*PROBLEM TO WORK ON*.
Take from the listing each line that has the string "this".

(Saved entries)
= = =

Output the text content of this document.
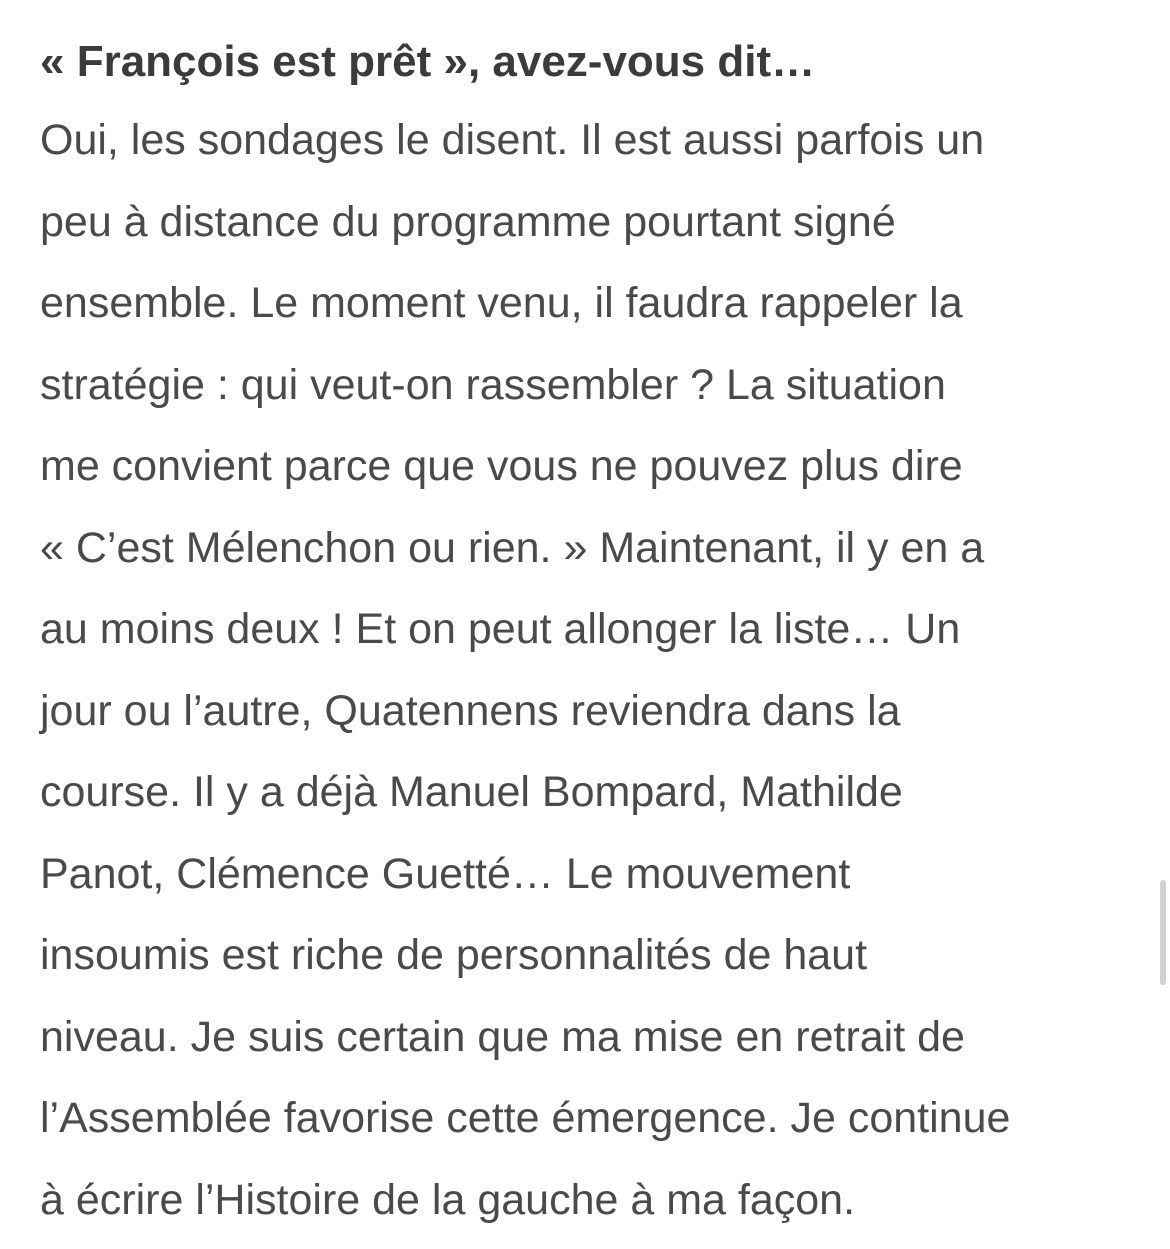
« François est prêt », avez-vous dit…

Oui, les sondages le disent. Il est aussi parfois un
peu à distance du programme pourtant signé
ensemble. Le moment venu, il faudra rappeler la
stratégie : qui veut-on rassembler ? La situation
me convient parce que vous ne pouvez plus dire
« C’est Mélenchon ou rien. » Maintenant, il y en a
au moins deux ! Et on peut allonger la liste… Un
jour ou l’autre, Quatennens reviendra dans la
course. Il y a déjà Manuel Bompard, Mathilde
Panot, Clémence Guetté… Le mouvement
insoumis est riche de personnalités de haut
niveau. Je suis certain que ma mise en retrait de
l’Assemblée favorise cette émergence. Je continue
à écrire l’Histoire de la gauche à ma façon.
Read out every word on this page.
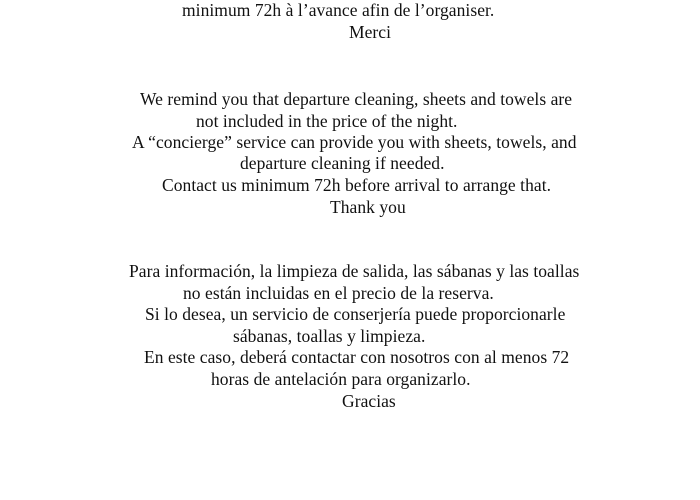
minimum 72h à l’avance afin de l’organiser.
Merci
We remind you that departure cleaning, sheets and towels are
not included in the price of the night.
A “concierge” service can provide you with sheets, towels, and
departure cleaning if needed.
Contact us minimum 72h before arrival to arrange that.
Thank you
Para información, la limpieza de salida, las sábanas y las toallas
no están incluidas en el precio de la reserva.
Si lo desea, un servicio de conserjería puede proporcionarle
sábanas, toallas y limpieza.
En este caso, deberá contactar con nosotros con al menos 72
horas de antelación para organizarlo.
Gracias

= = =

*CORRECT RESULT*.
Output the text content of this document.
Read out every word on this page.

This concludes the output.